Anywhoo. Waffles is stealing some moves from the X-men's Archangel and shooting at Maka with his badass wrist-feathers. Maka is immediately getting pummeled, since she's like waaaaay less aerodynamic than Waffles. Oh and now it looks like Waffles is kicking her in the crotch. Whoa! Okay, no, wait, he's kicking Soul's blade, actually. You know, the part of Soul's morphed form that is an obvious metaphor for his penis. OUCH!
Maka smashes into the side of a cliff, and Waffles hovers over her, gloating. "So, how does it feel, to be the one being hunted for your soul?" And then he...
Wait, what?
Whaaaaat?!
Okay, now he's totally stealing *that* move from the X-Men's Abyss.
So anyway Waffles opens up his chest and turns into a cannon and.... I dunno, blah blah blah... Wait, who was it two chapters ago who commented that Waffles was maybe one of the pwn-worms in human form? (Edit: It was
hat_and_sandals!) Because suddenly that theory is making a whole lot of sense, in light of the fact that he has a MOUTH CANNON coming out of his chest.
Yes. A mouth-cannon. In his chest.
Also, rocket boots. Just in case we've forgotten that part.

What needs to be done | Copy out the whole fight recap word for word. The records that follow come from a separate source and have no connection to the fight recap.

[Page layout parsing records]
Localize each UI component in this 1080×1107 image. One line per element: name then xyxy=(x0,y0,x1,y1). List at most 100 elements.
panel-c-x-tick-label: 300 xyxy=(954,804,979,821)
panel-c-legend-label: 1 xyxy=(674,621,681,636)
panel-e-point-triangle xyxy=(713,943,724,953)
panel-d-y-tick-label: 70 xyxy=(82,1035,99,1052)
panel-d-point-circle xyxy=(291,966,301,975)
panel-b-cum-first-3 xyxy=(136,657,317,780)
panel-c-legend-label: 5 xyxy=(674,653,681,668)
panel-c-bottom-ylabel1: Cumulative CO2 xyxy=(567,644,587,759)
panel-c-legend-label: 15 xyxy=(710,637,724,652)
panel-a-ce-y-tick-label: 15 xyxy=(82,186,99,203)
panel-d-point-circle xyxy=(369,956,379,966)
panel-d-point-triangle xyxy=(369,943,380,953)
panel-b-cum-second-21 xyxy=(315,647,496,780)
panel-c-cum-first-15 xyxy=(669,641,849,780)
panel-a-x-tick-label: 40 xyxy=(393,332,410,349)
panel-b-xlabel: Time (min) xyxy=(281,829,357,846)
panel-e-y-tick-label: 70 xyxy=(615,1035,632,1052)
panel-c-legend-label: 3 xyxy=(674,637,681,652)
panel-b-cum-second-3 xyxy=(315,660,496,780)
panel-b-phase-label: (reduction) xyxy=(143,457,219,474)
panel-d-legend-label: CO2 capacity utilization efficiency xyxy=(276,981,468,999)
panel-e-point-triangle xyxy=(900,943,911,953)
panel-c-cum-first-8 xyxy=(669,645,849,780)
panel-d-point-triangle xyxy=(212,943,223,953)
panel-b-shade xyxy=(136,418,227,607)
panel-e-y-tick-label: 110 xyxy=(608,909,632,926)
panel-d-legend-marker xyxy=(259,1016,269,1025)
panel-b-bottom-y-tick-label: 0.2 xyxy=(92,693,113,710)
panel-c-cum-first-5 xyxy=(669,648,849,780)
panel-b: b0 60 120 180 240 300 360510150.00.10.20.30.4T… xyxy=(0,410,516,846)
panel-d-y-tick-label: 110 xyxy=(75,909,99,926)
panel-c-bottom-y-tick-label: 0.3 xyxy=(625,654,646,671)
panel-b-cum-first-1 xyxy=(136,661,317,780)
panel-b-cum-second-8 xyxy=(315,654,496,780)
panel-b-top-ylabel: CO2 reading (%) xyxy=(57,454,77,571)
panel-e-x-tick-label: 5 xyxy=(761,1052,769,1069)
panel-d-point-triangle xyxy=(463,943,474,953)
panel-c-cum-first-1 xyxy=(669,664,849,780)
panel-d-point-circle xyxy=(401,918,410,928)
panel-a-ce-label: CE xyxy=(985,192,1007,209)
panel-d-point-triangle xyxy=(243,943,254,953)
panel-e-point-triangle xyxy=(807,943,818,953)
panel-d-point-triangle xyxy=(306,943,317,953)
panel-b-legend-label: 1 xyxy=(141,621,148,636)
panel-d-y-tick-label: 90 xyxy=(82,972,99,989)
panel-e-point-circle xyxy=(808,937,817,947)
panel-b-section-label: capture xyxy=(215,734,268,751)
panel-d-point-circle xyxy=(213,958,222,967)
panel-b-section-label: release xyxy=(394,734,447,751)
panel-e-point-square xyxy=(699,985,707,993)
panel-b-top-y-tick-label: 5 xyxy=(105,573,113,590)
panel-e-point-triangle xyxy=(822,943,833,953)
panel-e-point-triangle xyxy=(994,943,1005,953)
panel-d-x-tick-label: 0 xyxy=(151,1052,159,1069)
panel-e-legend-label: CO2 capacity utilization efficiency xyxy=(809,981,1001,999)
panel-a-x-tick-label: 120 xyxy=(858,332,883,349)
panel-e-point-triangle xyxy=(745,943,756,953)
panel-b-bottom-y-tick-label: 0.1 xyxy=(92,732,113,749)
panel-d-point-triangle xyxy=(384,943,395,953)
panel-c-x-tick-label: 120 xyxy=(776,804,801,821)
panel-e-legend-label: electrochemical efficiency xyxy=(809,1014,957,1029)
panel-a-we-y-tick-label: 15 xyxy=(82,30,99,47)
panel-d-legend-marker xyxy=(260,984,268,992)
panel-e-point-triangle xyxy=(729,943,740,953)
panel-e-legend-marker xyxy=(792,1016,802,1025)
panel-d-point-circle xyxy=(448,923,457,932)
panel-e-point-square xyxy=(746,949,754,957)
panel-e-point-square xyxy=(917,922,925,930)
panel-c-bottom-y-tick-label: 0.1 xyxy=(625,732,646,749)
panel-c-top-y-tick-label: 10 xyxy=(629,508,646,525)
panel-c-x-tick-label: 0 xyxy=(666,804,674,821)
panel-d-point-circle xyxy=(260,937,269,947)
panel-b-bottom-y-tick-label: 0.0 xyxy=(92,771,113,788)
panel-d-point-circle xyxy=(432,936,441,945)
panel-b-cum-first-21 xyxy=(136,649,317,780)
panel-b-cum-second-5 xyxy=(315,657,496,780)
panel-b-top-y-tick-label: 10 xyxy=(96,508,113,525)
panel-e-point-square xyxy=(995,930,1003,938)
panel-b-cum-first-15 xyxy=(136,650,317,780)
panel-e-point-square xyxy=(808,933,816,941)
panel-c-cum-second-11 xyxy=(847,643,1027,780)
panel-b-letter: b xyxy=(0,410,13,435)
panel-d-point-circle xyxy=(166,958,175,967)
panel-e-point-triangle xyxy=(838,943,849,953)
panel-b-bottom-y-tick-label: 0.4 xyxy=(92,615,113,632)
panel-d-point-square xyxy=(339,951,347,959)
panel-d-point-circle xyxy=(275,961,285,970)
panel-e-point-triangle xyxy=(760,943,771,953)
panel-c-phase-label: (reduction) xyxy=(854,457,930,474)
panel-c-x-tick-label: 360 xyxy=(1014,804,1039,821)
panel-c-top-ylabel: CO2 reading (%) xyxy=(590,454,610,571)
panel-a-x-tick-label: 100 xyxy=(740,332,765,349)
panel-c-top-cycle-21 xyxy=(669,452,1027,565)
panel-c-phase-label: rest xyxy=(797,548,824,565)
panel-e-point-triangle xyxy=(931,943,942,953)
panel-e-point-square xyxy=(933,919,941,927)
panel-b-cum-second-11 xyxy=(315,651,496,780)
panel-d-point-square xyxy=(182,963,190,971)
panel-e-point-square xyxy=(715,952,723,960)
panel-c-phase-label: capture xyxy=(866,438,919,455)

Solution to this task |
Anywhoo. Waffles is stealing some moves from the X-men's Archangel and shooting at Maka with his badass wrist-feathers. Maka is immediately getting pummeled, since she's like waaaaay less aerodynamic than Waffles. Oh and now it looks like Waffles is kicking her in the crotch. Whoa! Okay, no, wait, he's kicking Soul's blade, actually. You know, the part of Soul's morphed form that is an obvious metaphor for his penis. OUCH!
Maka smashes into the side of a cliff, and Waffles hovers over her, gloating. "So, how does it feel, to be the one being hunted for your soul?" And then he...
Wait, what?
Whaaaaat?!
Okay, now he's totally stealing *that* move from the X-Men's Abyss.
So anyway Waffles opens up his chest and turns into a cannon and.... I dunno, blah blah blah... Wait, who was it two chapters ago who commented that Waffles was maybe one of the pwn-worms in human form? (Edit: It was
hat_and_sandals!) Because suddenly that theory is making a whole lot of sense, in light of the fact that he has a MOUTH CANNON coming out of his chest.
Yes. A mouth-cannon. In his chest.
Also, rocket boots. Just in case we've forgotten that part.